Collected data:
___
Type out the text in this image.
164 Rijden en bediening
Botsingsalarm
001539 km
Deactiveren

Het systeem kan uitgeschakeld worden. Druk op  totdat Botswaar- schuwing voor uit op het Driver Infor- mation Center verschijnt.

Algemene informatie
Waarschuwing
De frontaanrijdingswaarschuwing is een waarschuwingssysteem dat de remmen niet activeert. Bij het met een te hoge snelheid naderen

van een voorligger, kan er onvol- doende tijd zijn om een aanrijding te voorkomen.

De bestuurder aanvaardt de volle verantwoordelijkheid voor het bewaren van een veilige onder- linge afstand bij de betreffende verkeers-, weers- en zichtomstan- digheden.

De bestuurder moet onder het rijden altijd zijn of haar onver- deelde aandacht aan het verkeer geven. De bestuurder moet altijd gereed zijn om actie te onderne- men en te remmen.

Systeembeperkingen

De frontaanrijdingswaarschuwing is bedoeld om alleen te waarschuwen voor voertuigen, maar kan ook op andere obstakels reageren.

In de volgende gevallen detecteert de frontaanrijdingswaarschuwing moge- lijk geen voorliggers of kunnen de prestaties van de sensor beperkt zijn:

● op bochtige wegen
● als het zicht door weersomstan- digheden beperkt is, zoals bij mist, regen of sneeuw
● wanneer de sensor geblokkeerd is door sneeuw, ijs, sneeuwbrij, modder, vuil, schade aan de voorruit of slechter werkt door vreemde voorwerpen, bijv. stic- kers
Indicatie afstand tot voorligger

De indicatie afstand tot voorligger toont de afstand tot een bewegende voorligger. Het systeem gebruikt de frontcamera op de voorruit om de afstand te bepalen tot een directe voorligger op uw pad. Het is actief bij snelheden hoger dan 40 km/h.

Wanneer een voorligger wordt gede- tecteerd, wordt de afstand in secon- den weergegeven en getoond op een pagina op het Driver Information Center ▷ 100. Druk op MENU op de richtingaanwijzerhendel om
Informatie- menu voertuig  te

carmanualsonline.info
___
Objective
Note how many lines of the material contain the string "sensor". Then report that number by itself.

Answer to the exercise
2